# [GIVEN DATA]
::::
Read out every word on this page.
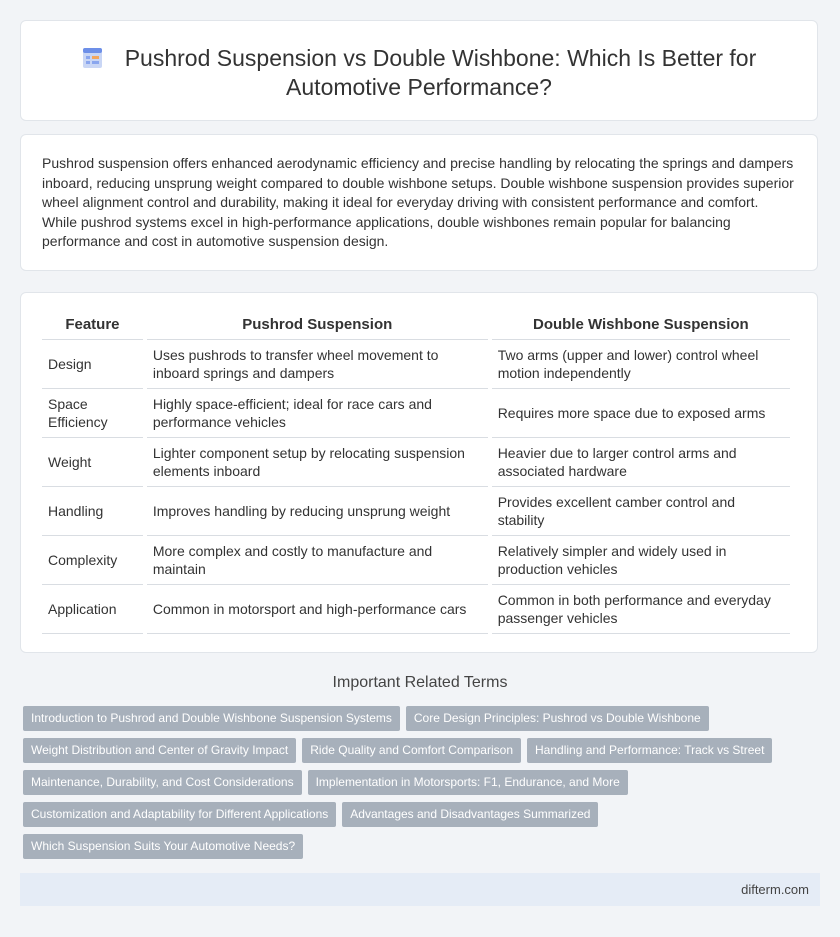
Pushrod Suspension vs Double Wishbone: Which Is Better for
Automotive Performance?
Pushrod suspension offers enhanced aerodynamic efficiency and precise handling by relocating the springs and dampers inboard, reducing unsprung weight compared to double wishbone setups. Double wishbone suspension provides superior wheel alignment control and durability, making it ideal for everyday driving with consistent performance and comfort. While pushrod systems excel in high-performance applications, double wishbones remain popular for balancing performance and cost in automotive suspension design.
Feature	Pushrod Suspension	Double Wishbone Suspension
Design	Uses pushrods to transfer wheel movement to inboard springs and dampers	Two arms (upper and lower) control wheel motion independently
Space Efficiency	Highly space-efficient; ideal for race cars and performance vehicles	Requires more space due to exposed arms
Weight	Lighter component setup by relocating suspension elements inboard	Heavier due to larger control arms and associated hardware
Handling	Improves handling by reducing unsprung weight	Provides excellent camber control and stability
Complexity	More complex and costly to manufacture and maintain	Relatively simpler and widely used in production vehicles
Application	Common in motorsport and high-performance cars	Common in both performance and everyday passenger vehicles
Important Related Terms
Introduction to Pushrod and Double Wishbone Suspension Systems Core Design Principles: Pushrod vs Double Wishbone
Weight Distribution and Center of Gravity Impact Ride Quality and Comfort Comparison Handling and Performance: Track vs Street
Maintenance, Durability, and Cost Considerations Implementation in Motorsports: F1, Endurance, and More
Customization and Adaptability for Different Applications Advantages and Disadvantages Summarized
Which Suspension Suits Your Automotive Needs?
difterm.com
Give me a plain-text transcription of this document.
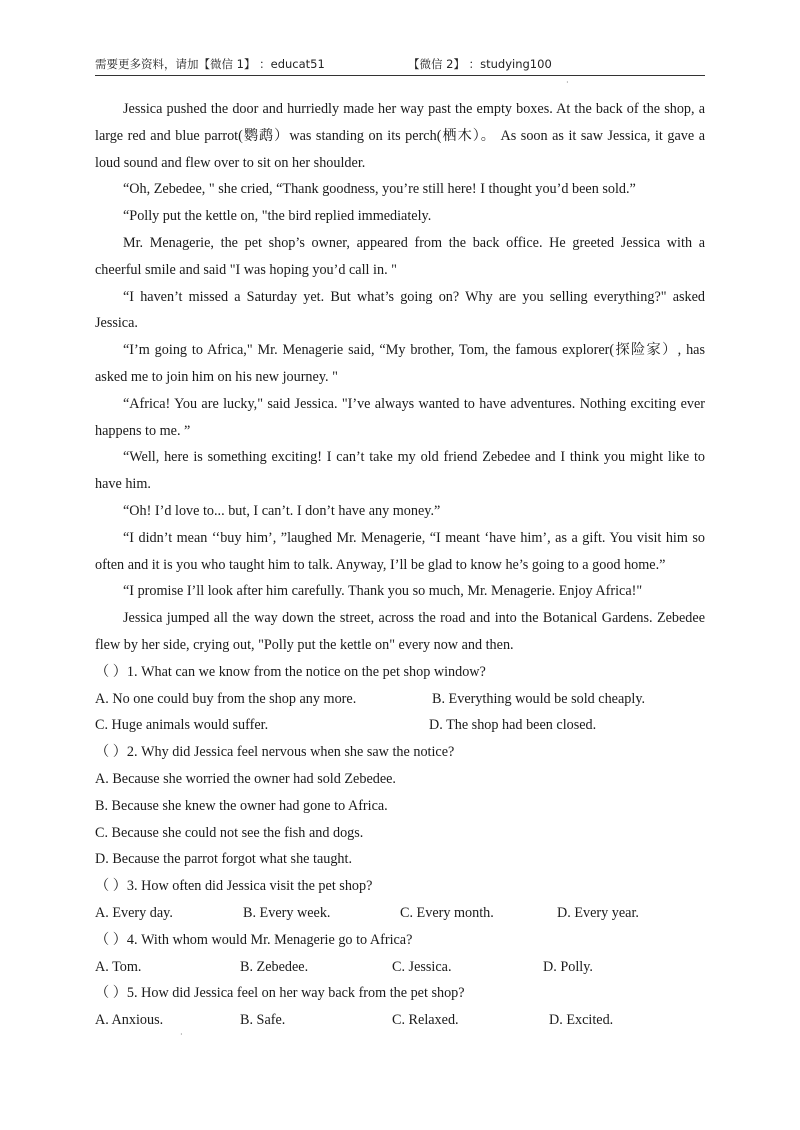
需要更多资料，请加【微信 1】 ：educat51	【微信 2】 ：studying100
·

Jessica pushed the door and hurriedly made her way past the empty boxes. At the back of the shop, a large red and blue parrot(鹦鹉）was standing on its perch(栖木）。 As soon as it saw Jessica, it gave a loud sound and flew over to sit on her shoulder.

“Oh, Zebedee, " she cried, “Thank goodness, you’re still here! I thought you’d been sold.”

“Polly put the kettle on, "the bird replied immediately.

Mr. Menagerie, the pet shop’s owner, appeared from the back office. He greeted Jessica with a cheerful smile and said "I was hoping you’d call in. "

“I haven’t missed a Saturday yet. But what’s going on? Why are you selling everything?" asked Jessica.

“I’m going to Africa," Mr. Menagerie said, “My brother, Tom, the famous explorer(探险家）, has asked me to join him on his new journey. "

“Africa! You are lucky," said Jessica. "I’ve always wanted to have adventures. Nothing exciting ever happens to me. ”

“Well, here is something exciting! I can’t take my old friend Zebedee and I think you might like to have him.

“Oh! I’d love to... but, I can’t. I don’t have any money.”

“I didn’t mean ‘‘buy him’, ”laughed Mr. Menagerie, “I meant ‘have him’, as a gift. You visit him so often and it is you who taught him to talk. Anyway, I’ll be glad to know he’s going to a good home.”

“I promise I’ll look after him carefully. Thank you so much, Mr. Menagerie. Enjoy Africa!"

Jessica jumped all the way down the street, across the road and into the Botanical Gardens. Zebedee flew by her side, crying out, "Polly put the kettle on" every now and then.

（ ）1. What can we know from the notice on the pet shop window?
A. No one could buy from the shop any more.	B. Everything would be sold cheaply.
C. Huge animals would suffer.	D. The shop had been closed.
（ ）2. Why did Jessica feel nervous when she saw the notice?
A. Because she worried the owner had sold Zebedee.
B. Because she knew the owner had gone to Africa.
C. Because she could not see the fish and dogs.
D. Because the parrot forgot what she taught.
（ ）3. How often did Jessica visit the pet shop?
A. Every day.	B. Every week.	C. Every month.	D. Every year.
（ ）4. With whom would Mr. Menagerie go to Africa?
A. Tom.	B. Zebedee.	C. Jessica.	D. Polly.
（ ）5. How did Jessica feel on her way back from the pet shop?
A. Anxious.	B. Safe.	C. Relaxed.	D. Excited.
·
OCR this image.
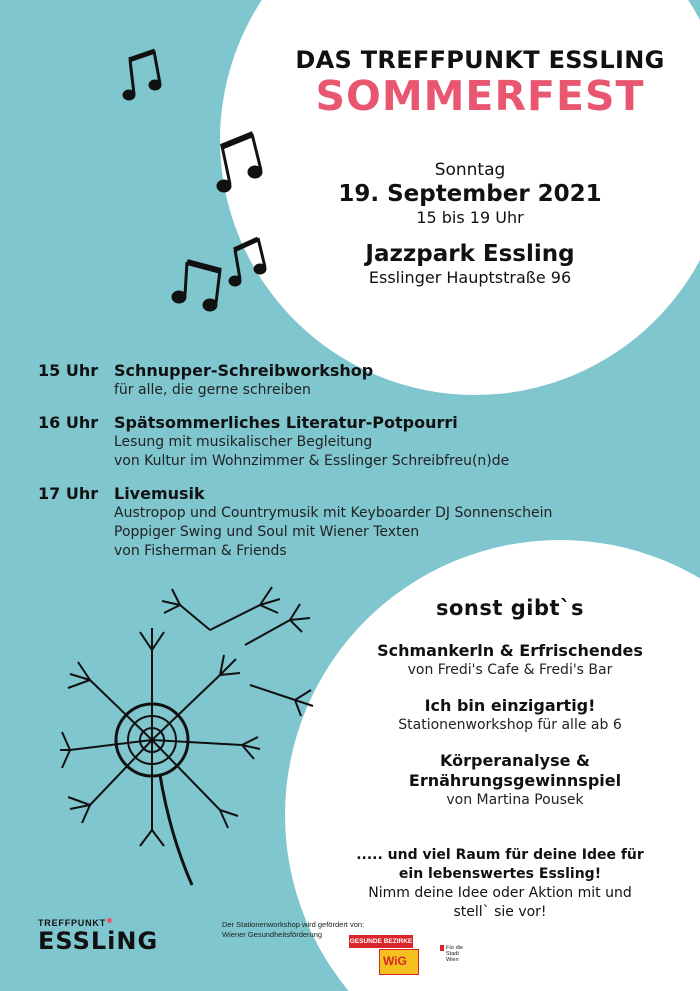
DAS TREFFPUNKT ESSLING
SOMMERFEST
Sonntag
19. September 2021
15 bis 19 Uhr
Jazzpark Essling
Esslinger Hauptstraße 96
15 Uhr Schnupper-Schreibworkshop
für alle, die gerne schreiben
16 Uhr Spätsommerliches Literatur-Potpourri
Lesung mit musikalischer Begleitung
von Kultur im Wohnzimmer & Esslinger Schreibfreu(n)de
17 Uhr Livemusik
Austropop und Countrymusik mit Keyboarder DJ Sonnenschein
Poppiger Swing und Soul mit Wiener Texten
von Fisherman & Friends
sonst gibt`s
Schmankerln & Erfrischendes
von Fredi's Cafe & Fredi's Bar
Ich bin einzigartig!
Stationenworkshop für alle ab 6
Körperanalyse & Ernährungsgewinnspiel
von Martina Pousek
..... und viel Raum für deine Idee für ein lebenswertes Essling!
Nimm deine Idee oder Aktion mit und stell` sie vor!
TREFFPUNKT
ESSLiNG
Der Stationenworkshop wird gefördert von:
Wiener Gesundheitsförderung
GESUNDE BEZIRKE
WiG
Für die Stadt Wien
::::
# [BRIEF]
Omit each picture, then return all of the listing exactly as it stands.

# [OUTPUT FOR THIS EXERCISE]
Read out every word on this page.
Pushrod Suspension vs Double Wishbone: Which Is Better for
Automotive Performance?
Pushrod suspension offers enhanced aerodynamic efficiency and precise handling by relocating the springs and dampers inboard, reducing unsprung weight compared to double wishbone setups. Double wishbone suspension provides superior wheel alignment control and durability, making it ideal for everyday driving with consistent performance and comfort. While pushrod systems excel in high-performance applications, double wishbones remain popular for balancing performance and cost in automotive suspension design.
Feature	Pushrod Suspension	Double Wishbone Suspension
Design	Uses pushrods to transfer wheel movement to inboard springs and dampers	Two arms (upper and lower) control wheel motion independently
Space Efficiency	Highly space-efficient; ideal for race cars and performance vehicles	Requires more space due to exposed arms
Weight	Lighter component setup by relocating suspension elements inboard	Heavier due to larger control arms and associated hardware
Handling	Improves handling by reducing unsprung weight	Provides excellent camber control and stability
Complexity	More complex and costly to manufacture and maintain	Relatively simpler and widely used in production vehicles
Application	Common in motorsport and high-performance cars	Common in both performance and everyday passenger vehicles
Important Related Terms
Introduction to Pushrod and Double Wishbone Suspension Systems Core Design Principles: Pushrod vs Double Wishbone
Weight Distribution and Center of Gravity Impact Ride Quality and Comfort Comparison Handling and Performance: Track vs Street
Maintenance, Durability, and Cost Considerations Implementation in Motorsports: F1, Endurance, and More
Customization and Adaptability for Different Applications Advantages and Disadvantages Summarized
Which Suspension Suits Your Automotive Needs?
difterm.com
Give me a plain-text transcription of this document.
需要更多资料，请加【微信 1】 ：educat51	【微信 2】 ：studying100
·

Jessica pushed the door and hurriedly made her way past the empty boxes. At the back of the shop, a large red and blue parrot(鹦鹉）was standing on its perch(栖木）。 As soon as it saw Jessica, it gave a loud sound and flew over to sit on her shoulder.

“Oh, Zebedee, " she cried, “Thank goodness, you’re still here! I thought you’d been sold.”

“Polly put the kettle on, "the bird replied immediately.

Mr. Menagerie, the pet shop’s owner, appeared from the back office. He greeted Jessica with a cheerful smile and said "I was hoping you’d call in. "

“I haven’t missed a Saturday yet. But what’s going on? Why are you selling everything?" asked Jessica.

“I’m going to Africa," Mr. Menagerie said, “My brother, Tom, the famous explorer(探险家）, has asked me to join him on his new journey. "

“Africa! You are lucky," said Jessica. "I’ve always wanted to have adventures. Nothing exciting ever happens to me. ”

“Well, here is something exciting! I can’t take my old friend Zebedee and I think you might like to have him.

“Oh! I’d love to... but, I can’t. I don’t have any money.”

“I didn’t mean ‘‘buy him’, ”laughed Mr. Menagerie, “I meant ‘have him’, as a gift. You visit him so often and it is you who taught him to talk. Anyway, I’ll be glad to know he’s going to a good home.”

“I promise I’ll look after him carefully. Thank you so much, Mr. Menagerie. Enjoy Africa!"

Jessica jumped all the way down the street, across the road and into the Botanical Gardens. Zebedee flew by her side, crying out, "Polly put the kettle on" every now and then.

（ ）1. What can we know from the notice on the pet shop window?
A. No one could buy from the shop any more.	B. Everything would be sold cheaply.
C. Huge animals would suffer.	D. The shop had been closed.
（ ）2. Why did Jessica feel nervous when she saw the notice?
A. Because she worried the owner had sold Zebedee.
B. Because she knew the owner had gone to Africa.
C. Because she could not see the fish and dogs.
D. Because the parrot forgot what she taught.
（ ）3. How often did Jessica visit the pet shop?
A. Every day.	B. Every week.	C. Every month.	D. Every year.
（ ）4. With whom would Mr. Menagerie go to Africa?
A. Tom.	B. Zebedee.	C. Jessica.	D. Polly.
（ ）5. How did Jessica feel on her way back from the pet shop?
A. Anxious.	B. Safe.	C. Relaxed.	D. Excited.
·
OCR this image.
DAS TREFFPUNKT ESSLING
SOMMERFEST
Sonntag
19. September 2021
15 bis 19 Uhr
Jazzpark Essling
Esslinger Hauptstraße 96
15 Uhr Schnupper-Schreibworkshop
für alle, die gerne schreiben
16 Uhr Spätsommerliches Literatur-Potpourri
Lesung mit musikalischer Begleitung
von Kultur im Wohnzimmer & Esslinger Schreibfreu(n)de
17 Uhr Livemusik
Austropop und Countrymusik mit Keyboarder DJ Sonnenschein
Poppiger Swing und Soul mit Wiener Texten
von Fisherman & Friends
sonst gibt`s
Schmankerln & Erfrischendes
von Fredi's Cafe & Fredi's Bar
Ich bin einzigartig!
Stationenworkshop für alle ab 6
Körperanalyse & Ernährungsgewinnspiel
von Martina Pousek
..... und viel Raum für deine Idee für ein lebenswertes Essling!
Nimm deine Idee oder Aktion mit und stell` sie vor!
TREFFPUNKT
ESSLiNG
Der Stationenworkshop wird gefördert von:
Wiener Gesundheitsförderung
GESUNDE BEZIRKE
WiG
Für die Stadt Wien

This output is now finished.